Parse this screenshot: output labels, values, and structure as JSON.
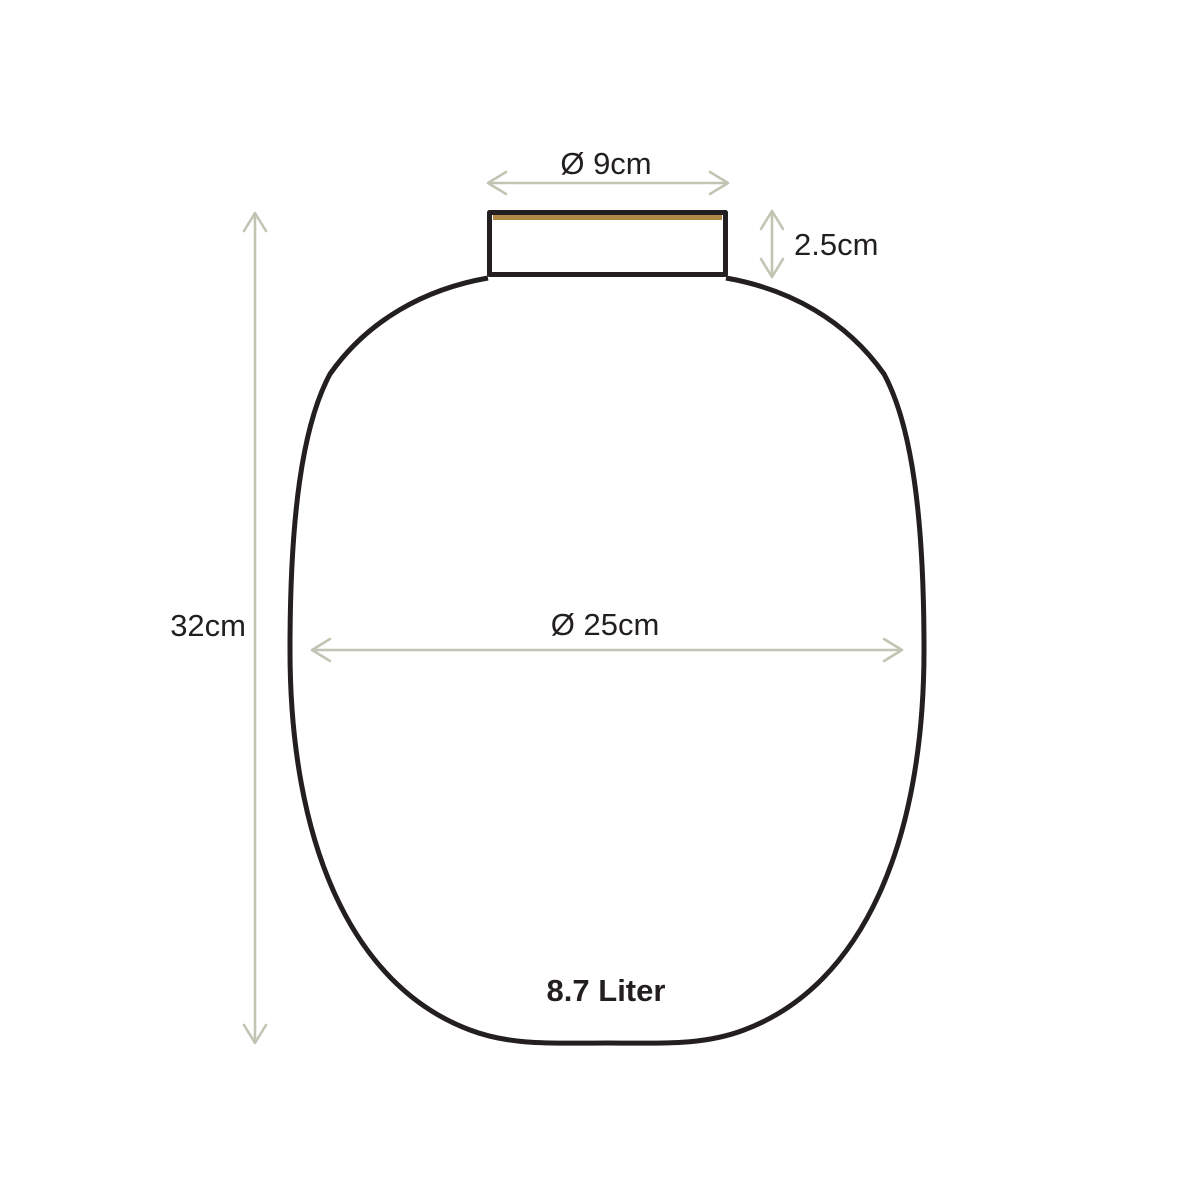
{
  "diagram": {
    "title": "Vase dimension drawing",
    "labels": {
      "top_diameter": "Ø 9cm",
      "neck_height": "2.5cm",
      "total_height": "32cm",
      "body_diameter": "Ø 25cm",
      "capacity": "8.7 Liter"
    }
  },
  "colors": {
    "background": "#ffffff",
    "outline": "#231f20",
    "dimension_arrow": "#c3c4b4",
    "gold_rim": "#b08a44",
    "text": "#231f20"
  }
}
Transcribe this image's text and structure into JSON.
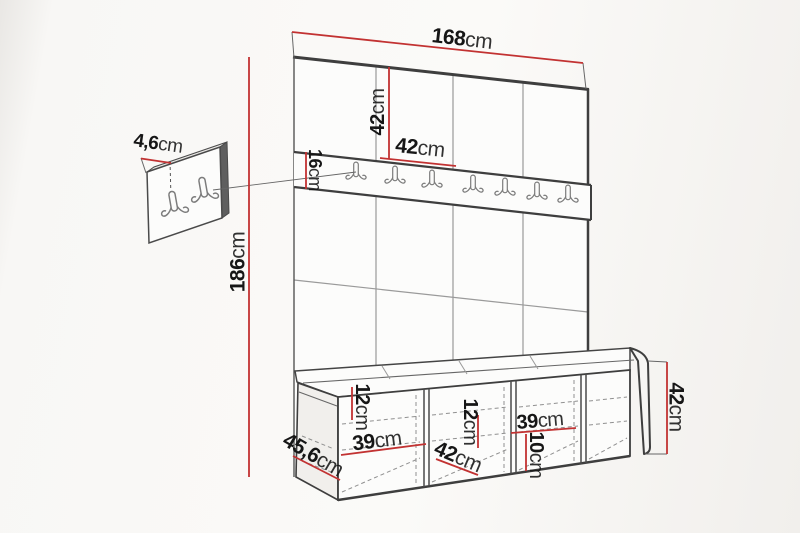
--*--
_TASK TO COMPLETE_.
Reproduce all entries without any change, and omit the pictures.

_SOLVED EXERCISE_.
Parse this screenshot: output labels, values, and structure as JSON.
{
  "diagram": {
    "title": "Vase dimension drawing",
    "labels": {
      "top_diameter": "Ø 9cm",
      "neck_height": "2.5cm",
      "total_height": "32cm",
      "body_diameter": "Ø 25cm",
      "capacity": "8.7 Liter"
    }
  },
  "colors": {
    "background": "#ffffff",
    "outline": "#231f20",
    "dimension_arrow": "#c3c4b4",
    "gold_rim": "#b08a44",
    "text": "#231f20"
  }
}
Transcribe this image's text and structure into JSON.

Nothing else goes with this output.